Stated goal:
Every line holding the word "least" counts once. Give the total, nothing more.

Material supplied:
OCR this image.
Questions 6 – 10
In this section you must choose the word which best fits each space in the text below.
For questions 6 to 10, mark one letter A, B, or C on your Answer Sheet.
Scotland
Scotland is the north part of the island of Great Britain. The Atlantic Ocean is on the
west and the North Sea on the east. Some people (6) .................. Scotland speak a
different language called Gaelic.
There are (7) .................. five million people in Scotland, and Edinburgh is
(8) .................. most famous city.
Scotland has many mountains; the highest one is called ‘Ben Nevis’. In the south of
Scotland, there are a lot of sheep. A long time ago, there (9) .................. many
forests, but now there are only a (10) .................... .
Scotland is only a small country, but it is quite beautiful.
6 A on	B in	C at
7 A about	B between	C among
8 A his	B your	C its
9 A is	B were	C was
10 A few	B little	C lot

==

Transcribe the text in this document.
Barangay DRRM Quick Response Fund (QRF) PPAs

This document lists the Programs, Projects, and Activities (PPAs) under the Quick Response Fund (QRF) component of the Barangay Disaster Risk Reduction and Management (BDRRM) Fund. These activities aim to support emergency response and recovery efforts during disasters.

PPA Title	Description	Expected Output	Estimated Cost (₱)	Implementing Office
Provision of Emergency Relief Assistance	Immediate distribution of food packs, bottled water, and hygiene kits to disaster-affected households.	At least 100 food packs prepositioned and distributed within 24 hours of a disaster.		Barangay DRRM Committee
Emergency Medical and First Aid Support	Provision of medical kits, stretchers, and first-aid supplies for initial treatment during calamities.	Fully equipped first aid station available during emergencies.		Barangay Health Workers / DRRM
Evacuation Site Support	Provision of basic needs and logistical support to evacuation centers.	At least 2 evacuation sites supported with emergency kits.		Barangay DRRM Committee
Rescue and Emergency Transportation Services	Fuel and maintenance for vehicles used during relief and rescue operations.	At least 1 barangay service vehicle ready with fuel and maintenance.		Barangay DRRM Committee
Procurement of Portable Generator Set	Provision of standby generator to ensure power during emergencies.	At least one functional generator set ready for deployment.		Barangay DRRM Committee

---

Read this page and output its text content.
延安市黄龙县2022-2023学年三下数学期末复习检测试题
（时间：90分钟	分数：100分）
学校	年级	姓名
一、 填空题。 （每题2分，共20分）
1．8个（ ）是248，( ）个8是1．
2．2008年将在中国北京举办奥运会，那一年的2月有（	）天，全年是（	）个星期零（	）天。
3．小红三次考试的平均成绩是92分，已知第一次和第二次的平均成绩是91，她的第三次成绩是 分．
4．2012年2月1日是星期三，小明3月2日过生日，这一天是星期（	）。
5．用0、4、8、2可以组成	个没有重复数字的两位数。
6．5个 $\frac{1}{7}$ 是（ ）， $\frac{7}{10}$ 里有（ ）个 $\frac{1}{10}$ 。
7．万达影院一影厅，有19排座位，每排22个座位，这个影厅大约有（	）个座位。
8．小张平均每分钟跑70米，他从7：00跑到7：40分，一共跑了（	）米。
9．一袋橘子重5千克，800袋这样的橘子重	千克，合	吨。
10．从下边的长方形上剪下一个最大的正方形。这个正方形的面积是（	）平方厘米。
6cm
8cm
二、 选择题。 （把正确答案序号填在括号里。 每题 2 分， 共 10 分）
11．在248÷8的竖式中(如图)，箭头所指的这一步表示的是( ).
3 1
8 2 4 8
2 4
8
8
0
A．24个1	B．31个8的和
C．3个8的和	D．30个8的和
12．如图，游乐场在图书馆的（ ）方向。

Answer to the problem:
4